> Set task
Reproduce verbatim the final portion of the material below, from the line containing "Decode this image" through its last line, and nothing else.

> Data entries

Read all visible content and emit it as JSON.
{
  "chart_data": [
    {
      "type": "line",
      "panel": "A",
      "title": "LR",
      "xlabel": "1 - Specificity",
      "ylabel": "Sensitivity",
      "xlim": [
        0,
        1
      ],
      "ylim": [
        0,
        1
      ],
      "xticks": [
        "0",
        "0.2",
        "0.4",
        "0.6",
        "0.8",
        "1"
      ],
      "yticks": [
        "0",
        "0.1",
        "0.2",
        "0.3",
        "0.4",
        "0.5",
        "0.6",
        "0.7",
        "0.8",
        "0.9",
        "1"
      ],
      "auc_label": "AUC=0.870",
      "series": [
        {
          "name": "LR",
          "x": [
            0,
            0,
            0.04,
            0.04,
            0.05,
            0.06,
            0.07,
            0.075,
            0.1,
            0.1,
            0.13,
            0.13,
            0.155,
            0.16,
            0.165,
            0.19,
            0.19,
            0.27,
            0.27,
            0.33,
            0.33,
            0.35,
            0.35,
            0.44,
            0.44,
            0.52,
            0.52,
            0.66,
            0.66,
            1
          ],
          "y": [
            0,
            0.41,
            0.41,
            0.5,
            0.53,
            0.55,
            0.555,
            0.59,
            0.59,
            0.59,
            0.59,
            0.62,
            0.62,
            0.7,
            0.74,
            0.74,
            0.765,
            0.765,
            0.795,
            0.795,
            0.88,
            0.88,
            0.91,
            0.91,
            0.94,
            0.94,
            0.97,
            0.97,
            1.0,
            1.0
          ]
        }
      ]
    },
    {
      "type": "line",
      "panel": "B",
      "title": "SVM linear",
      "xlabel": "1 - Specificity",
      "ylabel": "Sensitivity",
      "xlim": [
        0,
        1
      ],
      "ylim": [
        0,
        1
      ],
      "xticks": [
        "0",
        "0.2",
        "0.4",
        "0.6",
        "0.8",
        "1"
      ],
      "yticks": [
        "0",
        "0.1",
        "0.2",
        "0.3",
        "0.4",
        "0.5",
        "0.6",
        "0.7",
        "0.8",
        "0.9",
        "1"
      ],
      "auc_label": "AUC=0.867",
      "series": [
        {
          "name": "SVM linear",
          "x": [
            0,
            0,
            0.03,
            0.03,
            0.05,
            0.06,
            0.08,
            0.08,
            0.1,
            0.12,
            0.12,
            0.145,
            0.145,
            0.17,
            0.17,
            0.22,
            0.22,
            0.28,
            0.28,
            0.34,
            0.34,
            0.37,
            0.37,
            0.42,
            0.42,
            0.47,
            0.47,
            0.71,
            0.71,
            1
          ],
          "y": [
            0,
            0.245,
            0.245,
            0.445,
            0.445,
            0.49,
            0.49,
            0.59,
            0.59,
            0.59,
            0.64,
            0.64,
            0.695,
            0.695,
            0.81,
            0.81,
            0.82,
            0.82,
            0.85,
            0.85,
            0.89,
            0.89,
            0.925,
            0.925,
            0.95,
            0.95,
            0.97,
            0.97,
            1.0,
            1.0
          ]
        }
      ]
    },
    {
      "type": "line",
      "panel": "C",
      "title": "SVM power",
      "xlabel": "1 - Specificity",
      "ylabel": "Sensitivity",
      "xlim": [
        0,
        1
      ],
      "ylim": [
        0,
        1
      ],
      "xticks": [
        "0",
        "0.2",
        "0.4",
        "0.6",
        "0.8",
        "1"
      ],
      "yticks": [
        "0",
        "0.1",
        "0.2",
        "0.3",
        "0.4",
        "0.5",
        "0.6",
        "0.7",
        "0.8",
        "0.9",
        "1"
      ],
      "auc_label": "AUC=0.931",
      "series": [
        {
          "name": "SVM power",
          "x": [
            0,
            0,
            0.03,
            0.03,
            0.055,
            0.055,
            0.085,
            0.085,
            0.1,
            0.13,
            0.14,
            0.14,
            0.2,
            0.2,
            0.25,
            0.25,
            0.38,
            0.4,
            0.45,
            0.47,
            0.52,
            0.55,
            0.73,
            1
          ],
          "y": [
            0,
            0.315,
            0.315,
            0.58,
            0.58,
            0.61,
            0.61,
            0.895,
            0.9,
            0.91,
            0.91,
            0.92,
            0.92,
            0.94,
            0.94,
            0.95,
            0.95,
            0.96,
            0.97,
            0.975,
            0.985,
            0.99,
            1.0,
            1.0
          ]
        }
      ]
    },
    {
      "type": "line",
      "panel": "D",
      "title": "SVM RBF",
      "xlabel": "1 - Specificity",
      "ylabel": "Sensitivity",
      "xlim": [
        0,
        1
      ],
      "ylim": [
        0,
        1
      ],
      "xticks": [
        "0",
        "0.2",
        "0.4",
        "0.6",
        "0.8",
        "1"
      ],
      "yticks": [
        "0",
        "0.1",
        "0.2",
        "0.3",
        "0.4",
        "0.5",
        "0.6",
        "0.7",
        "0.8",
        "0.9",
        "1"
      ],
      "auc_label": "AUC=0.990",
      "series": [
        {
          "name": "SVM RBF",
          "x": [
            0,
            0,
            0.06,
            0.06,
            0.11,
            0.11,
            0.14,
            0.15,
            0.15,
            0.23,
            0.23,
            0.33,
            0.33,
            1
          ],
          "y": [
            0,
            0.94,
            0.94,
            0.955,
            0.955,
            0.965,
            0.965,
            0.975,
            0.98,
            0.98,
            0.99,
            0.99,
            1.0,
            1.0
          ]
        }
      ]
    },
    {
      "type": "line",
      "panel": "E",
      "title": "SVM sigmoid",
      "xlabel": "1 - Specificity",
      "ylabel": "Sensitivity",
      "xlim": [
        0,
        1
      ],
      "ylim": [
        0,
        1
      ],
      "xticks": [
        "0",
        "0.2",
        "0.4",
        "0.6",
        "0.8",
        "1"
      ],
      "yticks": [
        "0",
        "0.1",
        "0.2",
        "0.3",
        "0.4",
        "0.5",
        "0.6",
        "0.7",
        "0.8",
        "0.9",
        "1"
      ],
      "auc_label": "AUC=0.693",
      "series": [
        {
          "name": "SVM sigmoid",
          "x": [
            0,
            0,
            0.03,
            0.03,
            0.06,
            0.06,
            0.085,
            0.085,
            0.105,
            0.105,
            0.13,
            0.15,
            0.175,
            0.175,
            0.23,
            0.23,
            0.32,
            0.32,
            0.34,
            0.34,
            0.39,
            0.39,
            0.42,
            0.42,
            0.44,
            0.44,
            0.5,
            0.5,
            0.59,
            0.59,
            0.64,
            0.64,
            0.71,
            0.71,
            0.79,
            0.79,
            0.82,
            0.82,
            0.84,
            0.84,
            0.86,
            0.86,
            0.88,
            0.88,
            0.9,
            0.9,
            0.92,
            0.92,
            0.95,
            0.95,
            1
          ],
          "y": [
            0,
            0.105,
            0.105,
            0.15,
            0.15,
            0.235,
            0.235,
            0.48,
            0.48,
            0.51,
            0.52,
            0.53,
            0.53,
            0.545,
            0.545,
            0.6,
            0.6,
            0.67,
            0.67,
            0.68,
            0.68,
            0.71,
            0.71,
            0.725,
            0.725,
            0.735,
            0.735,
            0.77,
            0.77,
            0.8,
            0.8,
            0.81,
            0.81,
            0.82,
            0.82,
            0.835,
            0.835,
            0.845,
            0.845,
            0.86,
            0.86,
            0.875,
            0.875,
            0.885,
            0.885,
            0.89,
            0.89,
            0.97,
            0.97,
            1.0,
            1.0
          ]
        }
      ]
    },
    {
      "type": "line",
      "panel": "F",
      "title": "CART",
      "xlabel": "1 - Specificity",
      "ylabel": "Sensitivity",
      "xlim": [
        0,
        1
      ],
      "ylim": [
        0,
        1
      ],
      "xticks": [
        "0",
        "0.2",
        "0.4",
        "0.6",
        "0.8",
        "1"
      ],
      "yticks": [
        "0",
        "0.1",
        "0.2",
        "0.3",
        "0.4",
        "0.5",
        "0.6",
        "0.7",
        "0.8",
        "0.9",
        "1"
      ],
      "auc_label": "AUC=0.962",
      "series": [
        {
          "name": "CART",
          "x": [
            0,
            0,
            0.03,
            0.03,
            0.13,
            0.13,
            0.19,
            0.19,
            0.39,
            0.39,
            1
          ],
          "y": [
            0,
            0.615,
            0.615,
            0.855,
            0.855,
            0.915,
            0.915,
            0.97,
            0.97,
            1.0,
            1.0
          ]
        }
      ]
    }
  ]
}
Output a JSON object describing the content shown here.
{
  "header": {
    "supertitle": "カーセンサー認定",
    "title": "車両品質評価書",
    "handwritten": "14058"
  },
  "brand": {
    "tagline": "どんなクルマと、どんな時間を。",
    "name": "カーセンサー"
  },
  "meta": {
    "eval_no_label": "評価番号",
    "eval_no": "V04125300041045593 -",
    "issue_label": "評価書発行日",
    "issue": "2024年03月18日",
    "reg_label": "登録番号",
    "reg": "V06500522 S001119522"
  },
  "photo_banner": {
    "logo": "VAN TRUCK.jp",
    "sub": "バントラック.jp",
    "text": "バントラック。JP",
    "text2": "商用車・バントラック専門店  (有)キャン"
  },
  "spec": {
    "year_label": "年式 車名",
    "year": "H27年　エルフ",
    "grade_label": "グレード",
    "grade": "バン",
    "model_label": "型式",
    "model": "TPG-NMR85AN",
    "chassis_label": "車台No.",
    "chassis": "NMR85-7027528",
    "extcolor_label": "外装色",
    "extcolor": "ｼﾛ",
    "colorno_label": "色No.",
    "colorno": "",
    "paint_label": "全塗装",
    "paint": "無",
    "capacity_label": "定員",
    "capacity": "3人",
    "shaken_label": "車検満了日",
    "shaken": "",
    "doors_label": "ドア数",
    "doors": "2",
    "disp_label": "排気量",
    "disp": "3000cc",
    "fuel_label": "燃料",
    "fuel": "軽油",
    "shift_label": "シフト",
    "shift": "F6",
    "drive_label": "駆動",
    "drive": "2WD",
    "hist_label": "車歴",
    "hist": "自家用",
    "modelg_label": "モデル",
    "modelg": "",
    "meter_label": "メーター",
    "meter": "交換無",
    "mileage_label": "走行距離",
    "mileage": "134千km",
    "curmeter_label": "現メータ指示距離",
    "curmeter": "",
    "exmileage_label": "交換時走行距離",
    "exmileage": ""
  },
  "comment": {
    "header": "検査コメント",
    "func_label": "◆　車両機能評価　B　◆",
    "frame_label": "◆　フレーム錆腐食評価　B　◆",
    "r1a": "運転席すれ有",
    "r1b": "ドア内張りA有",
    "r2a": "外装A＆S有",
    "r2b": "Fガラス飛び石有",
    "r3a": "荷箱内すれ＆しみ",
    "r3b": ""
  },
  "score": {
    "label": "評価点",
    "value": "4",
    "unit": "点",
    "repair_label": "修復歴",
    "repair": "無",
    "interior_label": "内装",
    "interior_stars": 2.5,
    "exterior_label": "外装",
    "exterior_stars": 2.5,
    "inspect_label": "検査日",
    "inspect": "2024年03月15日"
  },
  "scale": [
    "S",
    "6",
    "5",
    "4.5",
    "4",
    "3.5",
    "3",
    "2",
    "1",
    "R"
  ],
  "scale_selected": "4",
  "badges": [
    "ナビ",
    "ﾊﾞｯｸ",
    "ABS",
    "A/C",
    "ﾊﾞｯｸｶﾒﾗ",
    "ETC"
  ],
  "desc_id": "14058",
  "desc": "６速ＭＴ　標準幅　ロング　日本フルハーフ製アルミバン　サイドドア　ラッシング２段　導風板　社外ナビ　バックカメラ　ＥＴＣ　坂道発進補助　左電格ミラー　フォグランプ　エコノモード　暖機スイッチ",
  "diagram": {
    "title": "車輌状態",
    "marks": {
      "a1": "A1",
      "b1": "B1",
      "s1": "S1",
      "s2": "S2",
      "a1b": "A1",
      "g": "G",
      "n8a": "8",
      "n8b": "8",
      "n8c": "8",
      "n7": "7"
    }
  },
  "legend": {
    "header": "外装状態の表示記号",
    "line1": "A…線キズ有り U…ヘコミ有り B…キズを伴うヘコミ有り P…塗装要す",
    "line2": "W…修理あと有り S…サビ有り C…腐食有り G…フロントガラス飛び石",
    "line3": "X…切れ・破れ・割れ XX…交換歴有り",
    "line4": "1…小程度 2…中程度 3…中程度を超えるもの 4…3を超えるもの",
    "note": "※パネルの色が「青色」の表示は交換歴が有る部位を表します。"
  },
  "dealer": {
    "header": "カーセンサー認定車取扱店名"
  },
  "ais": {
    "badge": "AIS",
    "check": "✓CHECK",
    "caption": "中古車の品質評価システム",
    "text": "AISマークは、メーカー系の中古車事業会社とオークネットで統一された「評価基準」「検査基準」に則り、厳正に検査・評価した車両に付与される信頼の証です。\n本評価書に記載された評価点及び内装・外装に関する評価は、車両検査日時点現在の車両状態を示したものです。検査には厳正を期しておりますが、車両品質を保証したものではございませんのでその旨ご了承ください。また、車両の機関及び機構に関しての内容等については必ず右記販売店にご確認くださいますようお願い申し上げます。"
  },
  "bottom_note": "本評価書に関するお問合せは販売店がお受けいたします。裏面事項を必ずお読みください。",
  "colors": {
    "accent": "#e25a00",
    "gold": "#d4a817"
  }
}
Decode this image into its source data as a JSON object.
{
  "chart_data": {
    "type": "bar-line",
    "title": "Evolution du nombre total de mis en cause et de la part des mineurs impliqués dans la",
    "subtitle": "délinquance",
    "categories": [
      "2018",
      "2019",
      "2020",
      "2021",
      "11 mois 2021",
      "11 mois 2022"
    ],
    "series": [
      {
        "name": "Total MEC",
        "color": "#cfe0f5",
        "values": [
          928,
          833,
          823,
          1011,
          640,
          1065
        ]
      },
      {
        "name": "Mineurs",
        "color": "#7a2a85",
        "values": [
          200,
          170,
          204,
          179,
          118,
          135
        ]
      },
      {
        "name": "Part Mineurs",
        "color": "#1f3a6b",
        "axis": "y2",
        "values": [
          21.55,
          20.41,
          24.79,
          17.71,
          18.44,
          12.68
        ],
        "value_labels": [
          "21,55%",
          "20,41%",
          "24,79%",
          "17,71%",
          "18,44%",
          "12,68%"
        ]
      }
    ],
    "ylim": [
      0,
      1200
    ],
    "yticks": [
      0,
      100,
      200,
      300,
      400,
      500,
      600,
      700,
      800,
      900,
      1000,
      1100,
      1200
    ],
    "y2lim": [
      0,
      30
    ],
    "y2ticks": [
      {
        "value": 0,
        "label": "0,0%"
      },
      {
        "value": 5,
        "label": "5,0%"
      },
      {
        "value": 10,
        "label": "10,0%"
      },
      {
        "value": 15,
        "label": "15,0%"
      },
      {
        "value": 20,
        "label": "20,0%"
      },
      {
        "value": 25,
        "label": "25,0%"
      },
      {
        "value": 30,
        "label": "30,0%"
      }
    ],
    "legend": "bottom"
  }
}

> Result
Decode this image into its source data as a JSON object.
{
  "chart_data": {
    "type": "bar-line",
    "title": "Evolution du nombre total de mis en cause et de la part des mineurs impliqués dans la",
    "subtitle": "délinquance",
    "categories": [
      "2018",
      "2019",
      "2020",
      "2021",
      "11 mois 2021",
      "11 mois 2022"
    ],
    "series": [
      {
        "name": "Total MEC",
        "color": "#cfe0f5",
        "values": [
          928,
          833,
          823,
          1011,
          640,
          1065
        ]
      },
      {
        "name": "Mineurs",
        "color": "#7a2a85",
        "values": [
          200,
          170,
          204,
          179,
          118,
          135
        ]
      },
      {
        "name": "Part Mineurs",
        "color": "#1f3a6b",
        "axis": "y2",
        "values": [
          21.55,
          20.41,
          24.79,
          17.71,
          18.44,
          12.68
        ],
        "value_labels": [
          "21,55%",
          "20,41%",
          "24,79%",
          "17,71%",
          "18,44%",
          "12,68%"
        ]
      }
    ],
    "ylim": [
      0,
      1200
    ],
    "yticks": [
      0,
      100,
      200,
      300,
      400,
      500,
      600,
      700,
      800,
      900,
      1000,
      1100,
      1200
    ],
    "y2lim": [
      0,
      30
    ],
    "y2ticks": [
      {
        "value": 0,
        "label": "0,0%"
      },
      {
        "value": 5,
        "label": "5,0%"
      },
      {
        "value": 10,
        "label": "10,0%"
      },
      {
        "value": 15,
        "label": "15,0%"
      },
      {
        "value": 20,
        "label": "20,0%"
      },
      {
        "value": 25,
        "label": "25,0%"
      },
      {
        "value": 30,
        "label": "30,0%"
      }
    ],
    "legend": "bottom"
  }
}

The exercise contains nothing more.